» To be done
Scan the listing below. Report each line that includes "zeznań".

(Lines of data)
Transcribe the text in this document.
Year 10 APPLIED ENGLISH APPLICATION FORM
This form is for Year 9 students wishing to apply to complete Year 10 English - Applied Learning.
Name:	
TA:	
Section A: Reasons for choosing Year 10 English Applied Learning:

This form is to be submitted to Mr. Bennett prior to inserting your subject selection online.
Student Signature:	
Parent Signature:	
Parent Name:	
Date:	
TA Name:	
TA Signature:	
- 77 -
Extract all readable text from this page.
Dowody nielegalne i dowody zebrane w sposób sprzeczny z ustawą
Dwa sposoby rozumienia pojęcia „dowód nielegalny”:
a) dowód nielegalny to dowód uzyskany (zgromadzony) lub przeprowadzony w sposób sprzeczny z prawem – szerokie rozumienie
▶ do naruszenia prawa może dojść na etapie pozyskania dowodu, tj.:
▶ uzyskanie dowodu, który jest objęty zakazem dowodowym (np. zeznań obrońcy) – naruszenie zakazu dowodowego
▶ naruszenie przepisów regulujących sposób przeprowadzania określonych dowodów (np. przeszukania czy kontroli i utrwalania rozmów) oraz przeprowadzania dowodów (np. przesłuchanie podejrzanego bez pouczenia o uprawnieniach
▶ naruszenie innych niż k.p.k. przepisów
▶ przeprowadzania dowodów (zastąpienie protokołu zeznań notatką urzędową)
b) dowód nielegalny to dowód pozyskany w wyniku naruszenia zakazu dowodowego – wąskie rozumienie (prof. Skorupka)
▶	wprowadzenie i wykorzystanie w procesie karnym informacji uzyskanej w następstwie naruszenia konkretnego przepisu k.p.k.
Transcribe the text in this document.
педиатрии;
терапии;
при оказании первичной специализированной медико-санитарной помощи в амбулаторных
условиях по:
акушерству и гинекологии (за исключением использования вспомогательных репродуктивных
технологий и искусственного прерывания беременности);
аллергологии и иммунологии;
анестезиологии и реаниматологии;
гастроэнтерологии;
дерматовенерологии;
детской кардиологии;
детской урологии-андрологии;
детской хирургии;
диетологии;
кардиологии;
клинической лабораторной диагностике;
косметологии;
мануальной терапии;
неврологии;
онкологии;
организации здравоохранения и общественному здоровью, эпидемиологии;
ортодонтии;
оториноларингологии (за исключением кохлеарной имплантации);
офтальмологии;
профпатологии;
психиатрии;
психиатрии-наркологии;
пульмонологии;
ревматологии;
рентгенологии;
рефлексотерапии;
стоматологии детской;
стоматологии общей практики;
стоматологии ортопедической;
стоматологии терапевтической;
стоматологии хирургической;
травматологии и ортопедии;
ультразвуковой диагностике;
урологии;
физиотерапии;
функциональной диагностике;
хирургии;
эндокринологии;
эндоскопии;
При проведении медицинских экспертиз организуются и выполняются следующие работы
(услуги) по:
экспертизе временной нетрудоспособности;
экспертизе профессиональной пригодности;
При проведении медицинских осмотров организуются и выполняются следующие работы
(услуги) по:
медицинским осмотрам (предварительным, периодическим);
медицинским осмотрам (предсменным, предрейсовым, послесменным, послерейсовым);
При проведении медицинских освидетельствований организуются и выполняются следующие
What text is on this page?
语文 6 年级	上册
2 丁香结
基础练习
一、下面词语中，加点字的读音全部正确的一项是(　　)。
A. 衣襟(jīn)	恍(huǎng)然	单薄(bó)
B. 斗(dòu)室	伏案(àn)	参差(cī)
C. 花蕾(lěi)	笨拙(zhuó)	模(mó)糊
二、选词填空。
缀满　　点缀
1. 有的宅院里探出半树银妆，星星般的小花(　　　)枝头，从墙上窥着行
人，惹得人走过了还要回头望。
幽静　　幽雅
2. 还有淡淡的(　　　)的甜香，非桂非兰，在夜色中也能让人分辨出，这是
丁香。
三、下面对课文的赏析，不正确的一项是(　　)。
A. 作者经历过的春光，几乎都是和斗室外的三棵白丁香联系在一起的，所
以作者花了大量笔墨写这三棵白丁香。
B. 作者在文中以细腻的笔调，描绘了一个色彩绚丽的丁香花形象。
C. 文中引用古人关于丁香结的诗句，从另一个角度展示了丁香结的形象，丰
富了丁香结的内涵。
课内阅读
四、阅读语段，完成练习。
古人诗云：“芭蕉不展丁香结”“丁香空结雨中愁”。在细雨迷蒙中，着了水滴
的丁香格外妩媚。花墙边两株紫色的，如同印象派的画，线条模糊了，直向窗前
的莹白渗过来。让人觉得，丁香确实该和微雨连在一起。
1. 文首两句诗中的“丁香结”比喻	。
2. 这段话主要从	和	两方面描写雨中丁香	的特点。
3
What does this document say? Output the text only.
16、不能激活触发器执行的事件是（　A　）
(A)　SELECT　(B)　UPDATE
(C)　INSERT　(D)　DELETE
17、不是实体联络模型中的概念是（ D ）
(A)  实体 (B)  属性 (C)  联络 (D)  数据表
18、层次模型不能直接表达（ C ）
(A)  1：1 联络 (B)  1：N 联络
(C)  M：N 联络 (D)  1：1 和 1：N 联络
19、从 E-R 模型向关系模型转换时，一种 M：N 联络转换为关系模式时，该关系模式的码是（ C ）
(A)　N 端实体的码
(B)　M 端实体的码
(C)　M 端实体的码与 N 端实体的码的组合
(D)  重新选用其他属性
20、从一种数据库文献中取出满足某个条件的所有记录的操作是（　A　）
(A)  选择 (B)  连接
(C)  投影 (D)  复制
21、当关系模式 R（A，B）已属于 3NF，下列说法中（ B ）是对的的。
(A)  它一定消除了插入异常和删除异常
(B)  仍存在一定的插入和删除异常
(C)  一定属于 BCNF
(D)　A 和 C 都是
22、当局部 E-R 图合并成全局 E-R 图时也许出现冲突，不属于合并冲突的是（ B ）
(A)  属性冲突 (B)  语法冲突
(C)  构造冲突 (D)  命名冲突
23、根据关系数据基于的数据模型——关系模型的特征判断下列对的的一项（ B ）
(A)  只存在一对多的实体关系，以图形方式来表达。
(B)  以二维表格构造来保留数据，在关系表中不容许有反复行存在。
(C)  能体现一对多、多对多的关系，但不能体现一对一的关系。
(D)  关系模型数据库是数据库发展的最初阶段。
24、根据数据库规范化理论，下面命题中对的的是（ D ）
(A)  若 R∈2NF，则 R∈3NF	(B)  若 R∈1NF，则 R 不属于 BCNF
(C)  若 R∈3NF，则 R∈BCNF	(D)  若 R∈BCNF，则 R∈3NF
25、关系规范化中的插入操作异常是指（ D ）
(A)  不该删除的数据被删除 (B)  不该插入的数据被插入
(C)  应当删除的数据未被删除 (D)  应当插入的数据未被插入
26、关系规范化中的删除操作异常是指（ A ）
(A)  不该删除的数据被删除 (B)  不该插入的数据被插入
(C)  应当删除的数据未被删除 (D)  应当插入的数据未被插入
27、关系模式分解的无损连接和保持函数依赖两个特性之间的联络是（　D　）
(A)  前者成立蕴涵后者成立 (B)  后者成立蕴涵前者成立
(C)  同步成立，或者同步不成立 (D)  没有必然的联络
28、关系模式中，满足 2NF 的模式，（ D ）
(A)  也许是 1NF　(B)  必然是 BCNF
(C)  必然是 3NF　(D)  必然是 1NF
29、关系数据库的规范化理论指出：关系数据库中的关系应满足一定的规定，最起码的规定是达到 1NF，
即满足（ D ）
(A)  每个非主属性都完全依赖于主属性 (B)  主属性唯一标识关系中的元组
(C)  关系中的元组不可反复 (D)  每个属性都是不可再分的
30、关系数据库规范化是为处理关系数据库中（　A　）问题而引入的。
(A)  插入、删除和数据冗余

» Result of the task
▶ uzyskanie dowodu, który jest objęty zakazem dowodowym (np. zeznań obrońcy) – naruszenie zakazu dowodowego
▶ przeprowadzania dowodów (zastąpienie protokołu zeznań notatką urzędową)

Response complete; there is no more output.